[EXERCISE]: Scan the records for the string "business"; copy each line where it occurs.

[RECORDS SHOWN]:
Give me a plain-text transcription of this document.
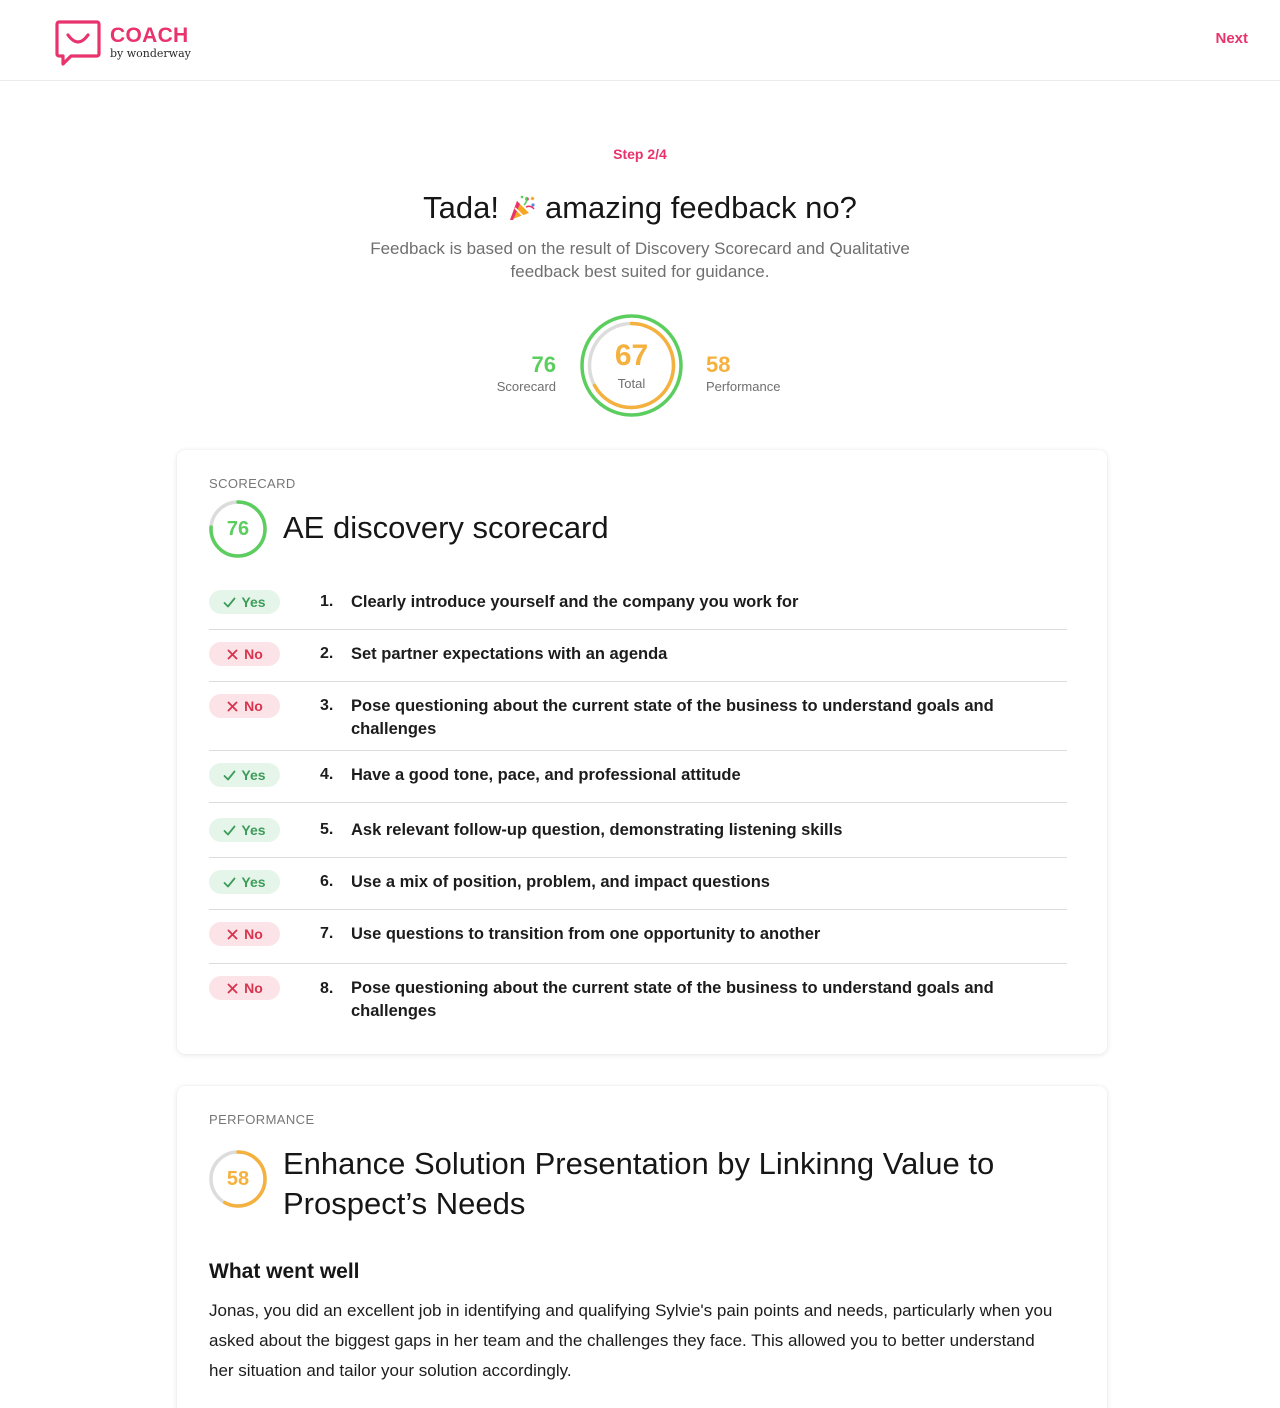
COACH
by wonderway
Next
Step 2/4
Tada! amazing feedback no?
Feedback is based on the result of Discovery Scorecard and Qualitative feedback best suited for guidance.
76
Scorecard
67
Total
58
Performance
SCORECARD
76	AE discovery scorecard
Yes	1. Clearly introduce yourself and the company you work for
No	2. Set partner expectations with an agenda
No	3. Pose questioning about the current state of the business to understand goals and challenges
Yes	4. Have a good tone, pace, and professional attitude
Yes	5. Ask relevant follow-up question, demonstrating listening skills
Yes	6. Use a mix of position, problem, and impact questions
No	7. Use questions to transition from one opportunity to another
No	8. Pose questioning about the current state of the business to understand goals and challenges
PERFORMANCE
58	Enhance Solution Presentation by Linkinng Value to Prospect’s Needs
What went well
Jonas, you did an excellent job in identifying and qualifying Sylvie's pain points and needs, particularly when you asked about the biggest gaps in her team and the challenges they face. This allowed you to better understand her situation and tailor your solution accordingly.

[TASK RESULT]:
No	3. Pose questioning about the current state of the business to understand goals and challenges
No	8. Pose questioning about the current state of the business to understand goals and challenges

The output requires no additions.